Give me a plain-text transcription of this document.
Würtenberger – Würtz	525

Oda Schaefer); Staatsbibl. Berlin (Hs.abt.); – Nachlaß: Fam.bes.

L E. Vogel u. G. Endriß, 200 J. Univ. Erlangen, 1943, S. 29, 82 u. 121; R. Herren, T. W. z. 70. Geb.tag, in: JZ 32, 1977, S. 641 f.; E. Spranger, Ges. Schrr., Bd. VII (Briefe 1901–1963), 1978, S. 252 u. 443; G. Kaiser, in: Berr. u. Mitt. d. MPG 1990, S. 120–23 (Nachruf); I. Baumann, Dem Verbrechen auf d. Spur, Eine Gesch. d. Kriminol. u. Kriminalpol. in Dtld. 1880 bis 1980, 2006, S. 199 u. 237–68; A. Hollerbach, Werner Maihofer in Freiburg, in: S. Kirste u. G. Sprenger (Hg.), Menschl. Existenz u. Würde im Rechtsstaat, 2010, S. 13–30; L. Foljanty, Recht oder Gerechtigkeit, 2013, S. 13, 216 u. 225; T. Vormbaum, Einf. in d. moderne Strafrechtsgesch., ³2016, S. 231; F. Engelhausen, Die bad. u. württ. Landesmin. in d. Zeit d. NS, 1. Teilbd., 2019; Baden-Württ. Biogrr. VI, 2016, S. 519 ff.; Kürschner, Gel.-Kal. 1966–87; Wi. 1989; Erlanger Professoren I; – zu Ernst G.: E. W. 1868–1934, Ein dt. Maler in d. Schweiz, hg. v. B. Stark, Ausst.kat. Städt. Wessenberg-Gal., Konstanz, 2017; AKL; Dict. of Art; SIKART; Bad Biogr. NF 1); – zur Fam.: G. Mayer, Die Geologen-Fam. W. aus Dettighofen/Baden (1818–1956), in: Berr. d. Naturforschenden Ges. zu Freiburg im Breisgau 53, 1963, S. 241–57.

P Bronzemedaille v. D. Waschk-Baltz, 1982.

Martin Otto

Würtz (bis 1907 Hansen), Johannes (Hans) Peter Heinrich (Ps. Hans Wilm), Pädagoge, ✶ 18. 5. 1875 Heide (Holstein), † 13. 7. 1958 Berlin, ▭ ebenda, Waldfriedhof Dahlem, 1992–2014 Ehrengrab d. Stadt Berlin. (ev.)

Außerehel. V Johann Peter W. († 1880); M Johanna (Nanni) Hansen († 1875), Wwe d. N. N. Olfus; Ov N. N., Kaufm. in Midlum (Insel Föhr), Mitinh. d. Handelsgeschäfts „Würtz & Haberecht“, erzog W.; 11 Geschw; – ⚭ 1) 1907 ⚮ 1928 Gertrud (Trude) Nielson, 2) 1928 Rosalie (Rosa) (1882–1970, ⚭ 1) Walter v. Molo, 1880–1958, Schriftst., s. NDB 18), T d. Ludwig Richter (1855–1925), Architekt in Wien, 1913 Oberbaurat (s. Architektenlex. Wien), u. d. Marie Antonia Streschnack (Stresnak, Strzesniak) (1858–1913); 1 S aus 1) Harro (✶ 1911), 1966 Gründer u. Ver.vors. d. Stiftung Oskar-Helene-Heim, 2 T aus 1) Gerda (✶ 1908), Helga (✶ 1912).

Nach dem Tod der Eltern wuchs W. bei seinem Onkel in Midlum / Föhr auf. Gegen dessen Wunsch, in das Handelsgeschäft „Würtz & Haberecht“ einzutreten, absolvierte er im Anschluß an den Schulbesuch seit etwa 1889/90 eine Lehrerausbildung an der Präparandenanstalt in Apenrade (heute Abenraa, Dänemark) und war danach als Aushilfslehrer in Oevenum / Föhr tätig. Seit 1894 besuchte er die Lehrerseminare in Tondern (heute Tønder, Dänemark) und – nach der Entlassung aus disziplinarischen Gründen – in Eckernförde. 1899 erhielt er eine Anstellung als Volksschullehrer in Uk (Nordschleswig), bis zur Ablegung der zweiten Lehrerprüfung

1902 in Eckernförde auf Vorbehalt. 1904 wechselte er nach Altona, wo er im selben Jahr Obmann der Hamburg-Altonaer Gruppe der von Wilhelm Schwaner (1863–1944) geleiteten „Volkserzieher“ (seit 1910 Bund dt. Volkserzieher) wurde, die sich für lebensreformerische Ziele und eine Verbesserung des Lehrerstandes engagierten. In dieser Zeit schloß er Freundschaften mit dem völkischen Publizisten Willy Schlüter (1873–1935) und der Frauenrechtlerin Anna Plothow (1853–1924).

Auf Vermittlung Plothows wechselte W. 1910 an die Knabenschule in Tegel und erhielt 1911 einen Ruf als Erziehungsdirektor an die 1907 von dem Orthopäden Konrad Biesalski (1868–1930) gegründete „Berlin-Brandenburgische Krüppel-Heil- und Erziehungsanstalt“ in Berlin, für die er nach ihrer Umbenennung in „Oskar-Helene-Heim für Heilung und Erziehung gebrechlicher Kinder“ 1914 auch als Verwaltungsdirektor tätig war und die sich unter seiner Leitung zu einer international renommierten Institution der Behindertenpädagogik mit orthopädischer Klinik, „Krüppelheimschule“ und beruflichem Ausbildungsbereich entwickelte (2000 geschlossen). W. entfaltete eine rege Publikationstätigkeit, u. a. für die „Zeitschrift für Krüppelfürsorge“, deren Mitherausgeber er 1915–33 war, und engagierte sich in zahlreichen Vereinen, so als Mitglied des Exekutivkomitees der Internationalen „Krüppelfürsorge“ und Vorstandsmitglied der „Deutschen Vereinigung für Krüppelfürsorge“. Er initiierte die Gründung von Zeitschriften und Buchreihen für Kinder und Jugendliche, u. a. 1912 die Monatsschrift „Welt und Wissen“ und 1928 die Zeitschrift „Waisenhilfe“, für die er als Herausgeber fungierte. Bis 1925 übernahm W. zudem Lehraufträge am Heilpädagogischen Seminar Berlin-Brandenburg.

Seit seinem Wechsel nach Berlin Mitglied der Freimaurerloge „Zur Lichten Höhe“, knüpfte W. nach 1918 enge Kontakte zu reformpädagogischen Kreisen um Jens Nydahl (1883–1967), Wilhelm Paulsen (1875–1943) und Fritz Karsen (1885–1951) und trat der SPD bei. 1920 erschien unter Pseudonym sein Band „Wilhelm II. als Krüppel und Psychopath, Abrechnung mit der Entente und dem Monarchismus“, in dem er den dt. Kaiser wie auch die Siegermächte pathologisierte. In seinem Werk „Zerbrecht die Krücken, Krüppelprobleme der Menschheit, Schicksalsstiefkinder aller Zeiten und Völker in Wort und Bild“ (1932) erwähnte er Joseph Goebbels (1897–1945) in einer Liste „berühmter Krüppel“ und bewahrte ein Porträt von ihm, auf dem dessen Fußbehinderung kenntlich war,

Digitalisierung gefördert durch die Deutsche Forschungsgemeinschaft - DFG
+ + + + + + +
Extract every entry above as it appears.

Give me a plain-text transcription of this document.
Würtenberger – Würtz	525

Oda Schaefer); Staatsbibl. Berlin (Hs.abt.); – Nachlaß: Fam.bes.

L E. Vogel u. G. Endriß, 200 J. Univ. Erlangen, 1943, S. 29, 82 u. 121; R. Herren, T. W. z. 70. Geb.tag, in: JZ 32, 1977, S. 641 f.; E. Spranger, Ges. Schrr., Bd. VII (Briefe 1901–1963), 1978, S. 252 u. 443; G. Kaiser, in: Berr. u. Mitt. d. MPG 1990, S. 120–23 (Nachruf); I. Baumann, Dem Verbrechen auf d. Spur, Eine Gesch. d. Kriminol. u. Kriminalpol. in Dtld. 1880 bis 1980, 2006, S. 199 u. 237–68; A. Hollerbach, Werner Maihofer in Freiburg, in: S. Kirste u. G. Sprenger (Hg.), Menschl. Existenz u. Würde im Rechtsstaat, 2010, S. 13–30; L. Foljanty, Recht oder Gerechtigkeit, 2013, S. 13, 216 u. 225; T. Vormbaum, Einf. in d. moderne Strafrechtsgesch., ³2016, S. 231; F. Engelhausen, Die bad. u. württ. Landesmin. in d. Zeit d. NS, 1. Teilbd., 2019; Baden-Württ. Biogrr. VI, 2016, S. 519 ff.; Kürschner, Gel.-Kal. 1966–87; Wi. 1989; Erlanger Professoren I; – zu Ernst G.: E. W. 1868–1934, Ein dt. Maler in d. Schweiz, hg. v. B. Stark, Ausst.kat. Städt. Wessenberg-Gal., Konstanz, 2017; AKL; Dict. of Art; SIKART; Bad Biogr. NF 1); – zur Fam.: G. Mayer, Die Geologen-Fam. W. aus Dettighofen/Baden (1818–1956), in: Berr. d. Naturforschenden Ges. zu Freiburg im Breisgau 53, 1963, S. 241–57.

P Bronzemedaille v. D. Waschk-Baltz, 1982.

Martin Otto

Würtz (bis 1907 Hansen), Johannes (Hans) Peter Heinrich (Ps. Hans Wilm), Pädagoge, ✶ 18. 5. 1875 Heide (Holstein), † 13. 7. 1958 Berlin, ▭ ebenda, Waldfriedhof Dahlem, 1992–2014 Ehrengrab d. Stadt Berlin. (ev.)

Außerehel. V Johann Peter W. († 1880); M Johanna (Nanni) Hansen († 1875), Wwe d. N. N. Olfus; Ov N. N., Kaufm. in Midlum (Insel Föhr), Mitinh. d. Handelsgeschäfts „Würtz & Haberecht“, erzog W.; 11 Geschw; – ⚭ 1) 1907 ⚮ 1928 Gertrud (Trude) Nielson, 2) 1928 Rosalie (Rosa) (1882–1970, ⚭ 1) Walter v. Molo, 1880–1958, Schriftst., s. NDB 18), T d. Ludwig Richter (1855–1925), Architekt in Wien, 1913 Oberbaurat (s. Architektenlex. Wien), u. d. Marie Antonia Streschnack (Stresnak, Strzesniak) (1858–1913); 1 S aus 1) Harro (✶ 1911), 1966 Gründer u. Ver.vors. d. Stiftung Oskar-Helene-Heim, 2 T aus 1) Gerda (✶ 1908), Helga (✶ 1912).

Nach dem Tod der Eltern wuchs W. bei seinem Onkel in Midlum / Föhr auf. Gegen dessen Wunsch, in das Handelsgeschäft „Würtz & Haberecht“ einzutreten, absolvierte er im Anschluß an den Schulbesuch seit etwa 1889/90 eine Lehrerausbildung an der Präparandenanstalt in Apenrade (heute Abenraa, Dänemark) und war danach als Aushilfslehrer in Oevenum / Föhr tätig. Seit 1894 besuchte er die Lehrerseminare in Tondern (heute Tønder, Dänemark) und – nach der Entlassung aus disziplinarischen Gründen – in Eckernförde. 1899 erhielt er eine Anstellung als Volksschullehrer in Uk (Nordschleswig), bis zur Ablegung der zweiten Lehrerprüfung

1902 in Eckernförde auf Vorbehalt. 1904 wechselte er nach Altona, wo er im selben Jahr Obmann der Hamburg-Altonaer Gruppe der von Wilhelm Schwaner (1863–1944) geleiteten „Volkserzieher“ (seit 1910 Bund dt. Volkserzieher) wurde, die sich für lebensreformerische Ziele und eine Verbesserung des Lehrerstandes engagierten. In dieser Zeit schloß er Freundschaften mit dem völkischen Publizisten Willy Schlüter (1873–1935) und der Frauenrechtlerin Anna Plothow (1853–1924).

Auf Vermittlung Plothows wechselte W. 1910 an die Knabenschule in Tegel und erhielt 1911 einen Ruf als Erziehungsdirektor an die 1907 von dem Orthopäden Konrad Biesalski (1868–1930) gegründete „Berlin-Brandenburgische Krüppel-Heil- und Erziehungsanstalt“ in Berlin, für die er nach ihrer Umbenennung in „Oskar-Helene-Heim für Heilung und Erziehung gebrechlicher Kinder“ 1914 auch als Verwaltungsdirektor tätig war und die sich unter seiner Leitung zu einer international renommierten Institution der Behindertenpädagogik mit orthopädischer Klinik, „Krüppelheimschule“ und beruflichem Ausbildungsbereich entwickelte (2000 geschlossen). W. entfaltete eine rege Publikationstätigkeit, u. a. für die „Zeitschrift für Krüppelfürsorge“, deren Mitherausgeber er 1915–33 war, und engagierte sich in zahlreichen Vereinen, so als Mitglied des Exekutivkomitees der Internationalen „Krüppelfürsorge“ und Vorstandsmitglied der „Deutschen Vereinigung für Krüppelfürsorge“. Er initiierte die Gründung von Zeitschriften und Buchreihen für Kinder und Jugendliche, u. a. 1912 die Monatsschrift „Welt und Wissen“ und 1928 die Zeitschrift „Waisenhilfe“, für die er als Herausgeber fungierte. Bis 1925 übernahm W. zudem Lehraufträge am Heilpädagogischen Seminar Berlin-Brandenburg.

Seit seinem Wechsel nach Berlin Mitglied der Freimaurerloge „Zur Lichten Höhe“, knüpfte W. nach 1918 enge Kontakte zu reformpädagogischen Kreisen um Jens Nydahl (1883–1967), Wilhelm Paulsen (1875–1943) und Fritz Karsen (1885–1951) und trat der SPD bei. 1920 erschien unter Pseudonym sein Band „Wilhelm II. als Krüppel und Psychopath, Abrechnung mit der Entente und dem Monarchismus“, in dem er den dt. Kaiser wie auch die Siegermächte pathologisierte. In seinem Werk „Zerbrecht die Krücken, Krüppelprobleme der Menschheit, Schicksalsstiefkinder aller Zeiten und Völker in Wort und Bild“ (1932) erwähnte er Joseph Goebbels (1897–1945) in einer Liste „berühmter Krüppel“ und bewahrte ein Porträt von ihm, auf dem dessen Fußbehinderung kenntlich war,

Digitalisierung gefördert durch die Deutsche Forschungsgemeinschaft - DFG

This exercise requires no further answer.